Exercise prompt: Select every line below containing the word "Articles".

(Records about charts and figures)
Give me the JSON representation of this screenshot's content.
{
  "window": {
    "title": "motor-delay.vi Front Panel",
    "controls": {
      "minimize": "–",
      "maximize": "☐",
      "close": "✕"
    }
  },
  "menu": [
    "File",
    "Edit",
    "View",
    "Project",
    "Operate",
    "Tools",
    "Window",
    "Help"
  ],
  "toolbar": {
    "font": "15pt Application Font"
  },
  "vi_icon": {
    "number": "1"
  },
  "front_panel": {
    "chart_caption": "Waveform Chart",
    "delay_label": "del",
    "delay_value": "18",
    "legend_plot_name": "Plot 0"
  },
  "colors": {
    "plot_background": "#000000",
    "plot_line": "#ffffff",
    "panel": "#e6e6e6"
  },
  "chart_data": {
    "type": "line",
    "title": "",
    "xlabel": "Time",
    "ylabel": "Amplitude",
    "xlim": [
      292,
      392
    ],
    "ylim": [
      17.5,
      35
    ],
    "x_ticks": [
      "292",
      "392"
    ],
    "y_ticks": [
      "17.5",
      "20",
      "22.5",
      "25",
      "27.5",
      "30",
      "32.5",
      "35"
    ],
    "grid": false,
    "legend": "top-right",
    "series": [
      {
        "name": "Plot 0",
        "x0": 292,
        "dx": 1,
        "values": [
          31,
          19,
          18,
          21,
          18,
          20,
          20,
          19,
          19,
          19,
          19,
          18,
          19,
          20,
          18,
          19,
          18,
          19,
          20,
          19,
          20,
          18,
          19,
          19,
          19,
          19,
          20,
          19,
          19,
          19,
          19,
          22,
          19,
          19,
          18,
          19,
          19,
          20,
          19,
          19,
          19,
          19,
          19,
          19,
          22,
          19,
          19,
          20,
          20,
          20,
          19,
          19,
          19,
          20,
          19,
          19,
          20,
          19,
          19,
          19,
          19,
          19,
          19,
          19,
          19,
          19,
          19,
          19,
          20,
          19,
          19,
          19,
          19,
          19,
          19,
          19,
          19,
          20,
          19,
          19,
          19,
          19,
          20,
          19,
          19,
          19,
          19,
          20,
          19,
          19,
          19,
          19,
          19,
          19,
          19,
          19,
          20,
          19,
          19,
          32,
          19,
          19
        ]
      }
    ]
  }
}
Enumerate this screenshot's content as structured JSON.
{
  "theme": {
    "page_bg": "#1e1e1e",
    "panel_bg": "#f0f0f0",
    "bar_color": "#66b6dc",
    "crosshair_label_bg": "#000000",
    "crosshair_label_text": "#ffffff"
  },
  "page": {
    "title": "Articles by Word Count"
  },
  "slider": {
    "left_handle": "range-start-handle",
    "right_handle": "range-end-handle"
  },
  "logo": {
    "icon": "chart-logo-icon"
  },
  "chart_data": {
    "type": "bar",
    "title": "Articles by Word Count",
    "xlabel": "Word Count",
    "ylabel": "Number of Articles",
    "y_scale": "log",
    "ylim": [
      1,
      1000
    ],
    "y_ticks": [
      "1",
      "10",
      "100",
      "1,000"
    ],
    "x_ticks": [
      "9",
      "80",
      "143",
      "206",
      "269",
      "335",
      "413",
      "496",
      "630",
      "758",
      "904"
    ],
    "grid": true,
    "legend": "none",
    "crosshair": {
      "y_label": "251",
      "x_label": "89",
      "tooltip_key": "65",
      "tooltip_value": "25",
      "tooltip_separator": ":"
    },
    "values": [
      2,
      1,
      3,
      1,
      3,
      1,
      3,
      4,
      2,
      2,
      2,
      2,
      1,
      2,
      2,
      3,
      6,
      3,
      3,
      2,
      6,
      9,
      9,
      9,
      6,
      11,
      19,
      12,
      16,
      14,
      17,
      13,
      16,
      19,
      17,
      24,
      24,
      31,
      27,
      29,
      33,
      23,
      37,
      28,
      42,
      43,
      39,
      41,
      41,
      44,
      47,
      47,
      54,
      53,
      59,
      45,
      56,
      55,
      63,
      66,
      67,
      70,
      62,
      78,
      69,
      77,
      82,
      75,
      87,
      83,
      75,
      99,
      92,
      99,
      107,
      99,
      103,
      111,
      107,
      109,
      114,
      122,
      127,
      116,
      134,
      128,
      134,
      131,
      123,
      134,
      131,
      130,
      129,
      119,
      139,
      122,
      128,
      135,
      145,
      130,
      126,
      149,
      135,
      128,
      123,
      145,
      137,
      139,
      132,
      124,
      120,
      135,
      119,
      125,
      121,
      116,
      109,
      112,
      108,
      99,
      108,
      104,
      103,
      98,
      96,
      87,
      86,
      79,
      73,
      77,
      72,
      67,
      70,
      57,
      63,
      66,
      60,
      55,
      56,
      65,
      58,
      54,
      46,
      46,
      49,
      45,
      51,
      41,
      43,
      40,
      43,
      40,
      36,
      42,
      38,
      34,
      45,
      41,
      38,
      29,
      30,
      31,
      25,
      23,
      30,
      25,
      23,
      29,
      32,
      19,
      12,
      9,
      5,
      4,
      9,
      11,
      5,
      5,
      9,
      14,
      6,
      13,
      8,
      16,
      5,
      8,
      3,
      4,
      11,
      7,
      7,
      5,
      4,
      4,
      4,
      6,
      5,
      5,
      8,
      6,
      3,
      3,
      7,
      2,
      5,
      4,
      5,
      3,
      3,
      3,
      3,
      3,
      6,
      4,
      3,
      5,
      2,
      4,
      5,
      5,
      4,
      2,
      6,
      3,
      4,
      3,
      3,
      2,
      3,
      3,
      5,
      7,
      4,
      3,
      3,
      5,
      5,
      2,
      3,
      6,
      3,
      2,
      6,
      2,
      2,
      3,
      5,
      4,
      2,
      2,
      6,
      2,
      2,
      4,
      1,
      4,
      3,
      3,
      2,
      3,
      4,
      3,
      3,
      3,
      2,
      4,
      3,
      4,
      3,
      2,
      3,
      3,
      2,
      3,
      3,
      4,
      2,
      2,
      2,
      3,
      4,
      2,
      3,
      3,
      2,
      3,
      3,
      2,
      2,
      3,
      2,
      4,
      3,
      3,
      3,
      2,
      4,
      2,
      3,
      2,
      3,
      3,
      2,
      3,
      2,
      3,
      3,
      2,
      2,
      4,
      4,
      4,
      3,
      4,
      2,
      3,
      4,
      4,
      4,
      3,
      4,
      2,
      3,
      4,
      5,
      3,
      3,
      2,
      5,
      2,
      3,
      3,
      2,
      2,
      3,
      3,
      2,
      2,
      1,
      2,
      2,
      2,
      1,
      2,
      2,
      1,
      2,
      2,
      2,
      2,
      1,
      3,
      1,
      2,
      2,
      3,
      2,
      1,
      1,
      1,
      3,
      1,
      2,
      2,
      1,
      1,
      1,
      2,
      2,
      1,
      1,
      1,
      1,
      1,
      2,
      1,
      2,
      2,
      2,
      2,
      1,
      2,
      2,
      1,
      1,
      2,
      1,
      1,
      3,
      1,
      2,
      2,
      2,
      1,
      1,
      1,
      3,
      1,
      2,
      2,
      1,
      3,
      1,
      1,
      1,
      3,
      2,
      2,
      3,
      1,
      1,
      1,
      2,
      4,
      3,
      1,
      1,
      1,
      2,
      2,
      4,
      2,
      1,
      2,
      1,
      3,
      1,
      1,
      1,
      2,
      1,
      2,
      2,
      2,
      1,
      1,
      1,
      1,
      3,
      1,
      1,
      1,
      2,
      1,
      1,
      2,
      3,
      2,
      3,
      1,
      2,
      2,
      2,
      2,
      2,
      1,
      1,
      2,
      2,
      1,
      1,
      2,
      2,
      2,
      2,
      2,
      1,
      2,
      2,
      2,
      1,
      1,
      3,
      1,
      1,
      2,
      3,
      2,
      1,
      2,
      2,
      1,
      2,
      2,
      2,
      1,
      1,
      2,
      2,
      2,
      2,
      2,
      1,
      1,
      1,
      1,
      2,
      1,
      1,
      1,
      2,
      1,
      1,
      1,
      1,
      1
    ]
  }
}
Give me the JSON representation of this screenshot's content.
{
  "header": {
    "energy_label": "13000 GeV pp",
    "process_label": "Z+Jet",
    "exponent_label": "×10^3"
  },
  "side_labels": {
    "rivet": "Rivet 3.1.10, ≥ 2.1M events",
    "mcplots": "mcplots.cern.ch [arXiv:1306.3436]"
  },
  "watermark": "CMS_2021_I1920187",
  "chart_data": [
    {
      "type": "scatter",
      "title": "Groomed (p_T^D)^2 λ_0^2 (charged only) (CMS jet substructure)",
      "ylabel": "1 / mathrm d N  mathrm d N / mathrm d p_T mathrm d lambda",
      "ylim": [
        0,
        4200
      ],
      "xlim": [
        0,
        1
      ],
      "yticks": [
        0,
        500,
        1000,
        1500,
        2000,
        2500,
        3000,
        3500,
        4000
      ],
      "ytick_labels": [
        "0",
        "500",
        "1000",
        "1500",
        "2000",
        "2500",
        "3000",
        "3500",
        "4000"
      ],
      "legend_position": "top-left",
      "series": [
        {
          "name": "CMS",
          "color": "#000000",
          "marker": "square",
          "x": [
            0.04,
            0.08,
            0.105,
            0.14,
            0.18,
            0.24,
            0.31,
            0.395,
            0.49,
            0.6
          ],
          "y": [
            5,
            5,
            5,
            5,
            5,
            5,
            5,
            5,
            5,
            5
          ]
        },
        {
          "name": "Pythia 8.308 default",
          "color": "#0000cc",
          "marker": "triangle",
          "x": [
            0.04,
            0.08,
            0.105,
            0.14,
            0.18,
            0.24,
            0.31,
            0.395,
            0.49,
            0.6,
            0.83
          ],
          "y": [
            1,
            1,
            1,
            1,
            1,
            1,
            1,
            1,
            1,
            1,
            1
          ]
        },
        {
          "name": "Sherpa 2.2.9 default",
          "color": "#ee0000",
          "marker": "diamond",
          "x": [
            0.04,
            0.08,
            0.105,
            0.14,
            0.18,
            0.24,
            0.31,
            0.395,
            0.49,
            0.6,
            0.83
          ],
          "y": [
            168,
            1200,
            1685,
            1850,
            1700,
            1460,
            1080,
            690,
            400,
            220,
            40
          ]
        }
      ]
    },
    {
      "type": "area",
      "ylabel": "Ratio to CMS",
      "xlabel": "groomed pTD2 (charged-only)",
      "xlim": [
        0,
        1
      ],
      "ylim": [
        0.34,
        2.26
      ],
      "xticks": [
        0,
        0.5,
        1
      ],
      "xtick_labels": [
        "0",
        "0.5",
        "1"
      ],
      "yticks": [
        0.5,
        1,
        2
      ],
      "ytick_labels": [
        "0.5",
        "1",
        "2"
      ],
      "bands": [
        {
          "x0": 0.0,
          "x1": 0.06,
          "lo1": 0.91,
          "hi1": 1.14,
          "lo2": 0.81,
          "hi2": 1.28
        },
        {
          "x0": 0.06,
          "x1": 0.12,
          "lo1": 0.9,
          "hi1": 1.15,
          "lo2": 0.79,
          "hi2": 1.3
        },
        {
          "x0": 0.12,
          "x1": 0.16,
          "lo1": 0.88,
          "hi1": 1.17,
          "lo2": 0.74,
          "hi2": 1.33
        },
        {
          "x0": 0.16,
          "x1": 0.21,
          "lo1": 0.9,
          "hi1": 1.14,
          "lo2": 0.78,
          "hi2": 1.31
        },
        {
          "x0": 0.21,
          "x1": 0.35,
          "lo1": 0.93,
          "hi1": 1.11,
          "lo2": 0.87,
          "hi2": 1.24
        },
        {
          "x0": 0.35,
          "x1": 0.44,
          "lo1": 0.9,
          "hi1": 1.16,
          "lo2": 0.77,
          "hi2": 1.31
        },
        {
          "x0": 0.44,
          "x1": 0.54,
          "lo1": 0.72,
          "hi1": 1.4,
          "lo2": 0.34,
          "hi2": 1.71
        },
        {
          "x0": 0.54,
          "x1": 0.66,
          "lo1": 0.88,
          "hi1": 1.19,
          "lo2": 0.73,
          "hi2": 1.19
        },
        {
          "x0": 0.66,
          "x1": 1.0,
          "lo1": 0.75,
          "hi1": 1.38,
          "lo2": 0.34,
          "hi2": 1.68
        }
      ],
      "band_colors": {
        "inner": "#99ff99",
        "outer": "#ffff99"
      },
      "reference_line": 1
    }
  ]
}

Answer to the task:
    "title": "Articles by Word Count"
    "title": "Articles by Word Count",
    "ylabel": "Number of Articles",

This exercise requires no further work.